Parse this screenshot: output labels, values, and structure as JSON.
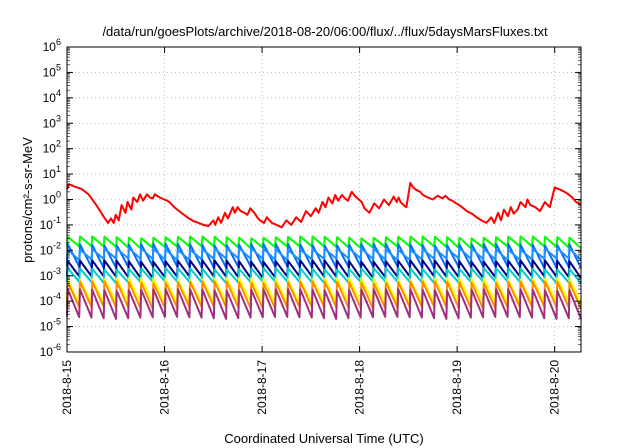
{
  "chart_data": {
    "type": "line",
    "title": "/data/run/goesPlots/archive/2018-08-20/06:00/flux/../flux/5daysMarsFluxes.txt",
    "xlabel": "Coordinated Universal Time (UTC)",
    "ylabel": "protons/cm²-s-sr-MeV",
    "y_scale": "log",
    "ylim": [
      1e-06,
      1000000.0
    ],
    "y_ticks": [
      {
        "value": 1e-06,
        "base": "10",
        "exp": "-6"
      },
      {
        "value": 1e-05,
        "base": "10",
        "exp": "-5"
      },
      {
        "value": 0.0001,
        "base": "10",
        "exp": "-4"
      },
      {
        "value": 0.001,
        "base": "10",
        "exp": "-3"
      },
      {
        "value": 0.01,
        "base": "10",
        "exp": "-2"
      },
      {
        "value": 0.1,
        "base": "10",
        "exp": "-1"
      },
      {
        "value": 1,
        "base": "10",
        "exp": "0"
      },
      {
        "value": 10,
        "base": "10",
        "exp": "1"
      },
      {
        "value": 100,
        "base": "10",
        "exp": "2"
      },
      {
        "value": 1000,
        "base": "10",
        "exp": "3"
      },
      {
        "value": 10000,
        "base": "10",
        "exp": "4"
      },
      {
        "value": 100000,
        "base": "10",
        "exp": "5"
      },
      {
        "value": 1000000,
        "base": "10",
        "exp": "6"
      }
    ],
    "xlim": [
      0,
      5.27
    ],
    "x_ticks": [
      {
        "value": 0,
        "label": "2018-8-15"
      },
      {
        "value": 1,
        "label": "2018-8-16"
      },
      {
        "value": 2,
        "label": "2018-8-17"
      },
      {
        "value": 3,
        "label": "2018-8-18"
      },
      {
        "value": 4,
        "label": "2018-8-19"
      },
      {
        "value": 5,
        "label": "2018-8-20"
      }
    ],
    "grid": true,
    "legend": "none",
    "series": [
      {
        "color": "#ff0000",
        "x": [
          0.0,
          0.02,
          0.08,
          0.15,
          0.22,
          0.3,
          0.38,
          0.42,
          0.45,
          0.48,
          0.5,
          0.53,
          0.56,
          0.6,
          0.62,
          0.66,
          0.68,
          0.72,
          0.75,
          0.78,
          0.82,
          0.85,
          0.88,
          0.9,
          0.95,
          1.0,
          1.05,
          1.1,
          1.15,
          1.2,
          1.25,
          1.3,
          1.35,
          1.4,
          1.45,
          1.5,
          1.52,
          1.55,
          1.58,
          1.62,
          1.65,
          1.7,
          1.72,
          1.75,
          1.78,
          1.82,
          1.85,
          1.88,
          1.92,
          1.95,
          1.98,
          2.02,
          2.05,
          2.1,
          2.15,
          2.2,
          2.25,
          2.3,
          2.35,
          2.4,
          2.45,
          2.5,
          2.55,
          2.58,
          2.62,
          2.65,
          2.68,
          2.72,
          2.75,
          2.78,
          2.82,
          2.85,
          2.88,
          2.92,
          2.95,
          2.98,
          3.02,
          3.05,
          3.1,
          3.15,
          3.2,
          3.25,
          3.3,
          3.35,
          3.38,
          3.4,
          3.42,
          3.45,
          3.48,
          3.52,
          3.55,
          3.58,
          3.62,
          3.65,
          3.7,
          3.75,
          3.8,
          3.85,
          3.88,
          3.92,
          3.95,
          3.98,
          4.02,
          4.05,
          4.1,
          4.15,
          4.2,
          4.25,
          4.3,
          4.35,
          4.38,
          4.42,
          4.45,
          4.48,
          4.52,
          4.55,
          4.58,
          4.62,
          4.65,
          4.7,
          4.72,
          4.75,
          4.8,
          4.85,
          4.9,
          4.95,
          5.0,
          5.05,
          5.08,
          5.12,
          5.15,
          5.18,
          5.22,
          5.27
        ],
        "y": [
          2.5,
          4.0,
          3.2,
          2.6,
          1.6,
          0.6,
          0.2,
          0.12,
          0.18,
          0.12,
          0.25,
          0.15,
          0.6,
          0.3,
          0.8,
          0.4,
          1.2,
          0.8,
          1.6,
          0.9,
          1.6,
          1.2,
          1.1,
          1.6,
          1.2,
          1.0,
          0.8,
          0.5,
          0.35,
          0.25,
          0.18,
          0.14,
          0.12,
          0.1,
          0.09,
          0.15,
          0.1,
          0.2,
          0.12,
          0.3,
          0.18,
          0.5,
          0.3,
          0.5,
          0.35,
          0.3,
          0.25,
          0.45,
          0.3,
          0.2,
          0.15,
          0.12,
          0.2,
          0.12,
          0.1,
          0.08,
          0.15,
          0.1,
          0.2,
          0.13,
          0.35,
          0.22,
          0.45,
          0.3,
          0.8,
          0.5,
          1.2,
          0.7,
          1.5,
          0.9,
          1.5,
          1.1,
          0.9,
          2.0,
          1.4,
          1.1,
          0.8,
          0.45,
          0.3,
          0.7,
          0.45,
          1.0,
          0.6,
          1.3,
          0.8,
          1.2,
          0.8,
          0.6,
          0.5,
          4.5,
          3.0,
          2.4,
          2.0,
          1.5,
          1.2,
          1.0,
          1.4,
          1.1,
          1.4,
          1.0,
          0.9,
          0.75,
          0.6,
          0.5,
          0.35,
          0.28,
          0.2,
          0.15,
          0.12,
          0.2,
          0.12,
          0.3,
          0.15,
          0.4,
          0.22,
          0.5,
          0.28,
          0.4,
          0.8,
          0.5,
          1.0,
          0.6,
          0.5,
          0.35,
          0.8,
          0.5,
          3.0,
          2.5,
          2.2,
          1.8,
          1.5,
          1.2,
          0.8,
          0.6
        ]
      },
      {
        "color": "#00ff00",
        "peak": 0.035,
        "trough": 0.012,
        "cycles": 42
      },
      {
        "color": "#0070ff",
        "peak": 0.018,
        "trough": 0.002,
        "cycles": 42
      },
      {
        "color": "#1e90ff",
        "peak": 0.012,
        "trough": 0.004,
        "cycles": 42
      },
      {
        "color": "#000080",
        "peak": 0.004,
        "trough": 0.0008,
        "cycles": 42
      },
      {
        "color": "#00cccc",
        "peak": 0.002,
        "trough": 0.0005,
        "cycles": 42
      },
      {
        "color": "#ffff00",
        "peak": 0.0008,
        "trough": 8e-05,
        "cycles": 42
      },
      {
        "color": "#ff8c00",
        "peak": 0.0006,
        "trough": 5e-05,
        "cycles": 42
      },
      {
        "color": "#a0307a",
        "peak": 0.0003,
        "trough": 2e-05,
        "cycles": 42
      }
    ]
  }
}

* **Description of the task**: Exclude all images and restate the records above word for word.

* **Worked solution**:
Parse this screenshot: output labels, values, and structure as JSON.
{
  "chart_data": {
    "type": "line",
    "title": "/data/run/goesPlots/archive/2018-08-20/06:00/flux/../flux/5daysMarsFluxes.txt",
    "xlabel": "Coordinated Universal Time (UTC)",
    "ylabel": "protons/cm²-s-sr-MeV",
    "y_scale": "log",
    "ylim": [
      1e-06,
      1000000.0
    ],
    "y_ticks": [
      {
        "value": 1e-06,
        "base": "10",
        "exp": "-6"
      },
      {
        "value": 1e-05,
        "base": "10",
        "exp": "-5"
      },
      {
        "value": 0.0001,
        "base": "10",
        "exp": "-4"
      },
      {
        "value": 0.001,
        "base": "10",
        "exp": "-3"
      },
      {
        "value": 0.01,
        "base": "10",
        "exp": "-2"
      },
      {
        "value": 0.1,
        "base": "10",
        "exp": "-1"
      },
      {
        "value": 1,
        "base": "10",
        "exp": "0"
      },
      {
        "value": 10,
        "base": "10",
        "exp": "1"
      },
      {
        "value": 100,
        "base": "10",
        "exp": "2"
      },
      {
        "value": 1000,
        "base": "10",
        "exp": "3"
      },
      {
        "value": 10000,
        "base": "10",
        "exp": "4"
      },
      {
        "value": 100000,
        "base": "10",
        "exp": "5"
      },
      {
        "value": 1000000,
        "base": "10",
        "exp": "6"
      }
    ],
    "xlim": [
      0,
      5.27
    ],
    "x_ticks": [
      {
        "value": 0,
        "label": "2018-8-15"
      },
      {
        "value": 1,
        "label": "2018-8-16"
      },
      {
        "value": 2,
        "label": "2018-8-17"
      },
      {
        "value": 3,
        "label": "2018-8-18"
      },
      {
        "value": 4,
        "label": "2018-8-19"
      },
      {
        "value": 5,
        "label": "2018-8-20"
      }
    ],
    "grid": true,
    "legend": "none",
    "series": [
      {
        "color": "#ff0000",
        "x": [
          0.0,
          0.02,
          0.08,
          0.15,
          0.22,
          0.3,
          0.38,
          0.42,
          0.45,
          0.48,
          0.5,
          0.53,
          0.56,
          0.6,
          0.62,
          0.66,
          0.68,
          0.72,
          0.75,
          0.78,
          0.82,
          0.85,
          0.88,
          0.9,
          0.95,
          1.0,
          1.05,
          1.1,
          1.15,
          1.2,
          1.25,
          1.3,
          1.35,
          1.4,
          1.45,
          1.5,
          1.52,
          1.55,
          1.58,
          1.62,
          1.65,
          1.7,
          1.72,
          1.75,
          1.78,
          1.82,
          1.85,
          1.88,
          1.92,
          1.95,
          1.98,
          2.02,
          2.05,
          2.1,
          2.15,
          2.2,
          2.25,
          2.3,
          2.35,
          2.4,
          2.45,
          2.5,
          2.55,
          2.58,
          2.62,
          2.65,
          2.68,
          2.72,
          2.75,
          2.78,
          2.82,
          2.85,
          2.88,
          2.92,
          2.95,
          2.98,
          3.02,
          3.05,
          3.1,
          3.15,
          3.2,
          3.25,
          3.3,
          3.35,
          3.38,
          3.4,
          3.42,
          3.45,
          3.48,
          3.52,
          3.55,
          3.58,
          3.62,
          3.65,
          3.7,
          3.75,
          3.8,
          3.85,
          3.88,
          3.92,
          3.95,
          3.98,
          4.02,
          4.05,
          4.1,
          4.15,
          4.2,
          4.25,
          4.3,
          4.35,
          4.38,
          4.42,
          4.45,
          4.48,
          4.52,
          4.55,
          4.58,
          4.62,
          4.65,
          4.7,
          4.72,
          4.75,
          4.8,
          4.85,
          4.9,
          4.95,
          5.0,
          5.05,
          5.08,
          5.12,
          5.15,
          5.18,
          5.22,
          5.27
        ],
        "y": [
          2.5,
          4.0,
          3.2,
          2.6,
          1.6,
          0.6,
          0.2,
          0.12,
          0.18,
          0.12,
          0.25,
          0.15,
          0.6,
          0.3,
          0.8,
          0.4,
          1.2,
          0.8,
          1.6,
          0.9,
          1.6,
          1.2,
          1.1,
          1.6,
          1.2,
          1.0,
          0.8,
          0.5,
          0.35,
          0.25,
          0.18,
          0.14,
          0.12,
          0.1,
          0.09,
          0.15,
          0.1,
          0.2,
          0.12,
          0.3,
          0.18,
          0.5,
          0.3,
          0.5,
          0.35,
          0.3,
          0.25,
          0.45,
          0.3,
          0.2,
          0.15,
          0.12,
          0.2,
          0.12,
          0.1,
          0.08,
          0.15,
          0.1,
          0.2,
          0.13,
          0.35,
          0.22,
          0.45,
          0.3,
          0.8,
          0.5,
          1.2,
          0.7,
          1.5,
          0.9,
          1.5,
          1.1,
          0.9,
          2.0,
          1.4,
          1.1,
          0.8,
          0.45,
          0.3,
          0.7,
          0.45,
          1.0,
          0.6,
          1.3,
          0.8,
          1.2,
          0.8,
          0.6,
          0.5,
          4.5,
          3.0,
          2.4,
          2.0,
          1.5,
          1.2,
          1.0,
          1.4,
          1.1,
          1.4,
          1.0,
          0.9,
          0.75,
          0.6,
          0.5,
          0.35,
          0.28,
          0.2,
          0.15,
          0.12,
          0.2,
          0.12,
          0.3,
          0.15,
          0.4,
          0.22,
          0.5,
          0.28,
          0.4,
          0.8,
          0.5,
          1.0,
          0.6,
          0.5,
          0.35,
          0.8,
          0.5,
          3.0,
          2.5,
          2.2,
          1.8,
          1.5,
          1.2,
          0.8,
          0.6
        ]
      },
      {
        "color": "#00ff00",
        "peak": 0.035,
        "trough": 0.012,
        "cycles": 42
      },
      {
        "color": "#0070ff",
        "peak": 0.018,
        "trough": 0.002,
        "cycles": 42
      },
      {
        "color": "#1e90ff",
        "peak": 0.012,
        "trough": 0.004,
        "cycles": 42
      },
      {
        "color": "#000080",
        "peak": 0.004,
        "trough": 0.0008,
        "cycles": 42
      },
      {
        "color": "#00cccc",
        "peak": 0.002,
        "trough": 0.0005,
        "cycles": 42
      },
      {
        "color": "#ffff00",
        "peak": 0.0008,
        "trough": 8e-05,
        "cycles": 42
      },
      {
        "color": "#ff8c00",
        "peak": 0.0006,
        "trough": 5e-05,
        "cycles": 42
      },
      {
        "color": "#a0307a",
        "peak": 0.0003,
        "trough": 2e-05,
        "cycles": 42
      }
    ]
  }
}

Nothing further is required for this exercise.